Exercise objective: Render the listing below as a Markdown table with the columns "Number" and "Line". Give each line its own row and skip any blank lines.

Data for the task:
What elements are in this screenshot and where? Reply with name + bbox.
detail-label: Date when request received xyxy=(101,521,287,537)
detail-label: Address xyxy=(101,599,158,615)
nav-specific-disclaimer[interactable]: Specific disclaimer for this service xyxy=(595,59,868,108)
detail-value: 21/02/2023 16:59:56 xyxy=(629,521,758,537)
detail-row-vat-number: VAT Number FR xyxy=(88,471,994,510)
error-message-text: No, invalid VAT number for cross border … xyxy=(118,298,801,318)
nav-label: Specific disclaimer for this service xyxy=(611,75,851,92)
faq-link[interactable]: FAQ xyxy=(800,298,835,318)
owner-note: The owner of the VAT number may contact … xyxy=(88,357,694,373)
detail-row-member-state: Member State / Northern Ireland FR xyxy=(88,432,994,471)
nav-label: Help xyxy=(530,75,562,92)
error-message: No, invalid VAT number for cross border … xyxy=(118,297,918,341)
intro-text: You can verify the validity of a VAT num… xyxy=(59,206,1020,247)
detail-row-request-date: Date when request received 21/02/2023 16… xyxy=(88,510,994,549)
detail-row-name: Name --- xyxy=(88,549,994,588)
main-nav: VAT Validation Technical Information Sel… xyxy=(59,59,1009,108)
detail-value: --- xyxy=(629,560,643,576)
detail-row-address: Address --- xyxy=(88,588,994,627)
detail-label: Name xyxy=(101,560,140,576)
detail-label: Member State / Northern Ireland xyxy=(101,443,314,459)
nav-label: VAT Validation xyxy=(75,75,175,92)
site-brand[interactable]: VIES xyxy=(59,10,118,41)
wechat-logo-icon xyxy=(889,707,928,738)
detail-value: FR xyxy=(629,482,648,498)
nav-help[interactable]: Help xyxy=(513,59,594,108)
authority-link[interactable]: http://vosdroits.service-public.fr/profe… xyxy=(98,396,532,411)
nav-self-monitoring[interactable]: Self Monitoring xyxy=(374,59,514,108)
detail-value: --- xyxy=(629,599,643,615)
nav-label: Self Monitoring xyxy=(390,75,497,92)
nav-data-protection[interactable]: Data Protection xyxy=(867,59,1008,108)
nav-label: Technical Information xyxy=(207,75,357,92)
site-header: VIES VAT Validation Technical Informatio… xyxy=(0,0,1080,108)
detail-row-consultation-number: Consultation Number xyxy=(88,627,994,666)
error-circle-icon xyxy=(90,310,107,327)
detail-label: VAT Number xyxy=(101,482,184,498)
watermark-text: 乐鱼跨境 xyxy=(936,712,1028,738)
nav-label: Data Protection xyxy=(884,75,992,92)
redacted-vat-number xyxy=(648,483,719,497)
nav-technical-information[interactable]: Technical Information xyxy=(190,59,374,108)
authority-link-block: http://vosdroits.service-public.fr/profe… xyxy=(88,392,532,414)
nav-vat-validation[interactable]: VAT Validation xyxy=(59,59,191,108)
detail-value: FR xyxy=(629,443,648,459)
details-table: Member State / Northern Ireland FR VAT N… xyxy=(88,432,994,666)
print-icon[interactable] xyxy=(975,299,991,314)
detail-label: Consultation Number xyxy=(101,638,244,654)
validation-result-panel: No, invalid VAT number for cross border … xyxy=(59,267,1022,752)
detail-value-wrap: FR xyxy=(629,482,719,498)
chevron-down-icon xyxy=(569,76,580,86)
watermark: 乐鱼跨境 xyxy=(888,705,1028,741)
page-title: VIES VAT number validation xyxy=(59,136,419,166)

Full solution:
| Number | Line |
|---|---|
| 1 | What elements are in this screenshot and where? Reply with name + bbox. |
| 2 | detail-label: Date when request received xyxy=(101,521,287,537) |
| 3 | detail-label: Address xyxy=(101,599,158,615) |
| 4 | nav-specific-disclaimer[interactable]: Specific disclaimer for this service xyxy=(595,59,868,108) |
| 5 | detail-value: 21/02/2023 16:59:56 xyxy=(629,521,758,537) |
| 6 | detail-row-vat-number: VAT Number FR xyxy=(88,471,994,510) |
| 7 | error-message-text: No, invalid VAT number for cross border … xyxy=(118,298,801,318) |
| 8 | nav-label: Specific disclaimer for this service xyxy=(611,75,851,92) |
| 9 | faq-link[interactable]: FAQ xyxy=(800,298,835,318) |
| 10 | owner-note: The owner of the VAT number may contact … xyxy=(88,357,694,373) |
| 11 | detail-row-member-state: Member State / Northern Ireland FR xyxy=(88,432,994,471) |
| 12 | nav-label: Help xyxy=(530,75,562,92) |
| 13 | error-message: No, invalid VAT number for cross border … xyxy=(118,297,918,341) |
| 14 | intro-text: You can verify the validity of a VAT num… xyxy=(59,206,1020,247) |
| 15 | detail-row-request-date: Date when request received 21/02/2023 16… xyxy=(88,510,994,549) |
| 16 | detail-row-name: Name --- xyxy=(88,549,994,588) |
| 17 | main-nav: VAT Validation Technical Information Sel… xyxy=(59,59,1009,108) |
| 18 | detail-value: --- xyxy=(629,560,643,576) |
| 19 | detail-row-address: Address --- xyxy=(88,588,994,627) |
| 20 | detail-label: Name xyxy=(101,560,140,576) |
| 21 | detail-label: Member State / Northern Ireland xyxy=(101,443,314,459) |
| 22 | nav-label: VAT Validation xyxy=(75,75,175,92) |
| 23 | site-brand[interactable]: VIES xyxy=(59,10,118,41) |
| 24 | wechat-logo-icon xyxy=(889,707,928,738) |
| 25 | detail-value: FR xyxy=(629,482,648,498) |
| 26 | nav-help[interactable]: Help xyxy=(513,59,594,108) |
| 27 | authority-link[interactable]: http://vosdroits.service-public.fr/profe… xyxy=(98,396,532,411) |
| 28 | nav-self-monitoring[interactable]: Self Monitoring xyxy=(374,59,514,108) |
| 29 | detail-value: --- xyxy=(629,599,643,615) |
| 30 | nav-label: Self Monitoring xyxy=(390,75,497,92) |
| 31 | nav-data-protection[interactable]: Data Protection xyxy=(867,59,1008,108) |
| 32 | nav-label: Technical Information xyxy=(207,75,357,92) |
| 33 | site-header: VIES VAT Validation Technical Informatio… xyxy=(0,0,1080,108) |
| 34 | detail-row-consultation-number: Consultation Number xyxy=(88,627,994,666) |
| 35 | error-circle-icon xyxy=(90,310,107,327) |
| 36 | detail-label: VAT Number xyxy=(101,482,184,498) |
| 37 | watermark-text: 乐鱼跨境 xyxy=(936,712,1028,738) |
| 38 | nav-label: Data Protection xyxy=(884,75,992,92) |
| 39 | redacted-vat-number xyxy=(648,483,719,497) |
| 40 | nav-technical-information[interactable]: Technical Information xyxy=(190,59,374,108) |
| 41 | authority-link-block: http://vosdroits.service-public.fr/profe… xyxy=(88,392,532,414) |
| 42 | nav-vat-validation[interactable]: VAT Validation xyxy=(59,59,191,108) |
| 43 | detail-value: FR xyxy=(629,443,648,459) |
| 44 | details-table: Member State / Northern Ireland FR VAT N… xyxy=(88,432,994,666) |
| 45 | print-icon[interactable] xyxy=(975,299,991,314) |
| 46 | detail-label: Consultation Number xyxy=(101,638,244,654) |
| 47 | validation-result-panel: No, invalid VAT number for cross border … xyxy=(59,267,1022,752) |
| 48 | detail-value-wrap: FR xyxy=(629,482,719,498) |
| 49 | chevron-down-icon xyxy=(569,76,580,86) |
| 50 | watermark: 乐鱼跨境 xyxy=(888,705,1028,741) |
| 51 | page-title: VIES VAT number validation xyxy=(59,136,419,166) |